## Exercise aim
Every record that follows should be printed verbatim.

Rows from a dataset
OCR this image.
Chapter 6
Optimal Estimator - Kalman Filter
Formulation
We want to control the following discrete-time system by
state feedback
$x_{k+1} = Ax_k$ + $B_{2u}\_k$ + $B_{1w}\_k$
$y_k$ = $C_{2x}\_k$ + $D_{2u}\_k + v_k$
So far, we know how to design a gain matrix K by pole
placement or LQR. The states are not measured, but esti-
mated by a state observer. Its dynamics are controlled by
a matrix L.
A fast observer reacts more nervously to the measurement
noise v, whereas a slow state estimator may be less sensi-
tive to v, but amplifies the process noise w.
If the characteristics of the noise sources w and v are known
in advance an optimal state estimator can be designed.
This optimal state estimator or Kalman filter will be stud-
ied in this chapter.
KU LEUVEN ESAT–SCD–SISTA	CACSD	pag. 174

## Result below
OCR this image.
Chapter 6
Optimal Estimator - Kalman Filter
Formulation
We want to control the following discrete-time system by
state feedback
$x_{k+1} = Ax_k$ + $B_{2u}\_k$ + $B_{1w}\_k$
$y_k$ = $C_{2x}\_k$ + $D_{2u}\_k + v_k$
So far, we know how to design a gain matrix K by pole
placement or LQR. The states are not measured, but esti-
mated by a state observer. Its dynamics are controlled by
a matrix L.
A fast observer reacts more nervously to the measurement
noise v, whereas a slow state estimator may be less sensi-
tive to v, but amplifies the process noise w.
If the characteristics of the noise sources w and v are known
in advance an optimal state estimator can be designed.
This optimal state estimator or Kalman filter will be stud-
ied in this chapter.
KU LEUVEN ESAT–SCD–SISTA	CACSD	pag. 174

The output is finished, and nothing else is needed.